EXERCISE DIRECTIONS: Each line that holds the string "background" counts once; say how many such lines there are and add nothing.

Rows from a dataset:
· · · · ·

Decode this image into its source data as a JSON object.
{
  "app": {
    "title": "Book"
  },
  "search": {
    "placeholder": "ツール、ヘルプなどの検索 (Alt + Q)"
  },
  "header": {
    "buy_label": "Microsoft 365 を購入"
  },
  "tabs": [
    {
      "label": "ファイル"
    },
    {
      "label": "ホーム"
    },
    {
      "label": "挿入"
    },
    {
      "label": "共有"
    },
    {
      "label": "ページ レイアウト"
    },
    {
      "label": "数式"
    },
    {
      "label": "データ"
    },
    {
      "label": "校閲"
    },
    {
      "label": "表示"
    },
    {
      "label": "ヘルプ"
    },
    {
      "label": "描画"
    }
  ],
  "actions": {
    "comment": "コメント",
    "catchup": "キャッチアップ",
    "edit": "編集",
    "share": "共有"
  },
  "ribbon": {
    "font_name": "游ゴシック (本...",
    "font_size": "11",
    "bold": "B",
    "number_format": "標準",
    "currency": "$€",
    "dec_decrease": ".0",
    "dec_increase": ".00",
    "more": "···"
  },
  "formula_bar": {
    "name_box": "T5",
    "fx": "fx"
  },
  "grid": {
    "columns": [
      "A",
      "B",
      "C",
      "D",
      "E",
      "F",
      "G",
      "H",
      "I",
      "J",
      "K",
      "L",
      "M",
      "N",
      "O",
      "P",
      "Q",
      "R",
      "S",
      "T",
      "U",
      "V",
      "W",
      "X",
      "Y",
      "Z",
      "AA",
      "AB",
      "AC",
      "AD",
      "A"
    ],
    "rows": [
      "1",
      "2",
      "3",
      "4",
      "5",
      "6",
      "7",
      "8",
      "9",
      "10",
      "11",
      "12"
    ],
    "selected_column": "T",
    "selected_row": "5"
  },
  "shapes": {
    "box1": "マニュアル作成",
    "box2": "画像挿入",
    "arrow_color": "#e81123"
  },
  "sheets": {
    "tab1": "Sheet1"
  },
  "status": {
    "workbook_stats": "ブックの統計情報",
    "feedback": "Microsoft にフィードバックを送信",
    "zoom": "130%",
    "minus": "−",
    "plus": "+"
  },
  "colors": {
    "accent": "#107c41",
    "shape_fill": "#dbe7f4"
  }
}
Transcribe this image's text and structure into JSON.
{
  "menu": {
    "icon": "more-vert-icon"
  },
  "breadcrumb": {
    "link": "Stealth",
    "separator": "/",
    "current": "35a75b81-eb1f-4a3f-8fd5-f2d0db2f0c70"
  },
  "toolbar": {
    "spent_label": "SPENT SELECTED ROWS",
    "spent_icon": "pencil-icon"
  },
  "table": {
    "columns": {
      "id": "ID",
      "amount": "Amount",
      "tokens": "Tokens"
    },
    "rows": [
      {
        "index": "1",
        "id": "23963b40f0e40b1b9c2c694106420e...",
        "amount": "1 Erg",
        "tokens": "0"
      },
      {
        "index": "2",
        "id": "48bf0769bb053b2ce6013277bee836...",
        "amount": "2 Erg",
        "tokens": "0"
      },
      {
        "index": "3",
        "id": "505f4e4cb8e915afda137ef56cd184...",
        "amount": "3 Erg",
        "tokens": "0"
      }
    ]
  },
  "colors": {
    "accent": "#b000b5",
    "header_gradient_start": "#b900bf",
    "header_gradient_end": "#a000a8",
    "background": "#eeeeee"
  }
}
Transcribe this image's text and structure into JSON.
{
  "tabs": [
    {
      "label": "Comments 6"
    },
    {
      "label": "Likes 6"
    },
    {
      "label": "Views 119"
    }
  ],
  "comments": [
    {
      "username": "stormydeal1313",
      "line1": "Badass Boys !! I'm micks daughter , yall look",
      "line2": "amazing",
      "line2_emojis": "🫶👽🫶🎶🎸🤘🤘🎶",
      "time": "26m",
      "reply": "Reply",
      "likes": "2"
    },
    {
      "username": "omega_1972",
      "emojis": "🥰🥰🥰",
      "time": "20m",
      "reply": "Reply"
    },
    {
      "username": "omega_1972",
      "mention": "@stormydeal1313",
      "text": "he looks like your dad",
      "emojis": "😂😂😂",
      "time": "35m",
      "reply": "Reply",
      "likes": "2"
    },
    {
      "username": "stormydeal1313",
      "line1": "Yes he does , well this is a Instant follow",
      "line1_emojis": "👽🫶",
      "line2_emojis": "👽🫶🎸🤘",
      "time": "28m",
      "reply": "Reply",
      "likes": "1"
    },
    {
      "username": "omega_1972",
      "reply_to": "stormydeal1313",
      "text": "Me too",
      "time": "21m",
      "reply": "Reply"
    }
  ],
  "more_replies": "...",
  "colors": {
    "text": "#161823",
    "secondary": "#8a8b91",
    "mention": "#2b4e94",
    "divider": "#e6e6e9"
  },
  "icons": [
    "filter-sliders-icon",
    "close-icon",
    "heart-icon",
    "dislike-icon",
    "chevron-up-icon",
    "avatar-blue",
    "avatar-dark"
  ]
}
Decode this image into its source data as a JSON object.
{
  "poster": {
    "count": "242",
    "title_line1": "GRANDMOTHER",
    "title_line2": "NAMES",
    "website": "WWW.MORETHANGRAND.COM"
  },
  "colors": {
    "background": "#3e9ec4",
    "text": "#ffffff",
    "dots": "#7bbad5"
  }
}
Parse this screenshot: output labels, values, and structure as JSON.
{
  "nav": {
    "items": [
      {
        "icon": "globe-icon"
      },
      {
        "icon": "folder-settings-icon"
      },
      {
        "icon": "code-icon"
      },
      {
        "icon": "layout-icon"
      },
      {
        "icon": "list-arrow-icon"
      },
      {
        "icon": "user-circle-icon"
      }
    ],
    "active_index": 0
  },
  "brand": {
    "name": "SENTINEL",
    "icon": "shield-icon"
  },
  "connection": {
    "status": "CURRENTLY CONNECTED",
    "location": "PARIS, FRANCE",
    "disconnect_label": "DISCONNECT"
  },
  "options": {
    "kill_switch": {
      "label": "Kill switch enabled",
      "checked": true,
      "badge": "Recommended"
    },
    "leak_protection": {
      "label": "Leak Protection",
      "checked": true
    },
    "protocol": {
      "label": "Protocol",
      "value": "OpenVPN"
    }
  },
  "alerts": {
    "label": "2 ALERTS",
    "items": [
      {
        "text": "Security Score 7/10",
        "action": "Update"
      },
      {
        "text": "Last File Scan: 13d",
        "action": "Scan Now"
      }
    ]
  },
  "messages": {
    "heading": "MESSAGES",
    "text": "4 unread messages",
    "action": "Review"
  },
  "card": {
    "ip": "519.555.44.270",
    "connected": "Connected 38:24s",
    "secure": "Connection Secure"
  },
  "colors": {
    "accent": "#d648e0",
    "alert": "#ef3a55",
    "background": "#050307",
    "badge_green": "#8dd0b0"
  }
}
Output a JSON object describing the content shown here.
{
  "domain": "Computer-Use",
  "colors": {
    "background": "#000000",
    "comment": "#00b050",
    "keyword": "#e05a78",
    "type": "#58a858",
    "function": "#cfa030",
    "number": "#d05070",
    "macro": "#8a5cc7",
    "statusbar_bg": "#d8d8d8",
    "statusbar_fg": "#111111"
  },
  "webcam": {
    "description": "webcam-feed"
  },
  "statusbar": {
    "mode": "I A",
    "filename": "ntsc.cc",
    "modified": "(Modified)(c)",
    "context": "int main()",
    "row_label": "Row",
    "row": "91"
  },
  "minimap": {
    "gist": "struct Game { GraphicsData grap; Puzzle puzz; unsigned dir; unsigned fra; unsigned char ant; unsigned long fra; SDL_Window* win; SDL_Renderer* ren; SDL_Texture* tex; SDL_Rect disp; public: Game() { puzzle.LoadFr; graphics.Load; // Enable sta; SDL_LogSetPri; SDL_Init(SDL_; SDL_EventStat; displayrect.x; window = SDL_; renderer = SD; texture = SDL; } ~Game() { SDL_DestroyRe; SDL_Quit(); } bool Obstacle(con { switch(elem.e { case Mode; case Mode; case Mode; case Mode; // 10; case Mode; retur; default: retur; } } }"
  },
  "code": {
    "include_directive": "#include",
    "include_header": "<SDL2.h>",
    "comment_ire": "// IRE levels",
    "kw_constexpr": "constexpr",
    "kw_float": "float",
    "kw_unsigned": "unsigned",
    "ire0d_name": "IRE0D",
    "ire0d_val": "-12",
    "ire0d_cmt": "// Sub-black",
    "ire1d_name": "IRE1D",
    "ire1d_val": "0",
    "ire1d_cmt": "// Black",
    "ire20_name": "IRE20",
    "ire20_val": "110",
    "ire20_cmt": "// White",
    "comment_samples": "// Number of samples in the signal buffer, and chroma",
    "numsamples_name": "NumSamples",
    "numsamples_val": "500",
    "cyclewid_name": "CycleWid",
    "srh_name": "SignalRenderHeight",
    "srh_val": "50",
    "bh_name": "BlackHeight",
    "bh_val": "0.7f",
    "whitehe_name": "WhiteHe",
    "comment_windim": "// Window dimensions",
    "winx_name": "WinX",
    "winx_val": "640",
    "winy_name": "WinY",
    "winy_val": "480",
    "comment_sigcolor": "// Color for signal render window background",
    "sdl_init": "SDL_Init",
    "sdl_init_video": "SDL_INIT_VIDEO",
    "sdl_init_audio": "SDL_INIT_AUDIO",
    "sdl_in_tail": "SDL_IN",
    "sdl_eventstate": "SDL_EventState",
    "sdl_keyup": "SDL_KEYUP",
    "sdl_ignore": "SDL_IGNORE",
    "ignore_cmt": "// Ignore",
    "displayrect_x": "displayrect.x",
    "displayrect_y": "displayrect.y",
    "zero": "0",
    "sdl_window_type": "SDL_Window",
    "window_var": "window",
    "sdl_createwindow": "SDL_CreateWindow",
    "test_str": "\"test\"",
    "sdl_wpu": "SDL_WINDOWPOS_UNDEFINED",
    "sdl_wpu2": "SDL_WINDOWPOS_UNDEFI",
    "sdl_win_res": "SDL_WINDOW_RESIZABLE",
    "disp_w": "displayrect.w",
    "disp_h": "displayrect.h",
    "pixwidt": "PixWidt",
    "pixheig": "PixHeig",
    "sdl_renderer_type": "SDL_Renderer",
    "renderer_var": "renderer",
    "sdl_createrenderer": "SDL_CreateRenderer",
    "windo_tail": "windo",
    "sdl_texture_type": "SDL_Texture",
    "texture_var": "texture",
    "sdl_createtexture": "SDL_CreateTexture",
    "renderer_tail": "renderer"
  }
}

· · · · ·

RESPONSE BELOW: 5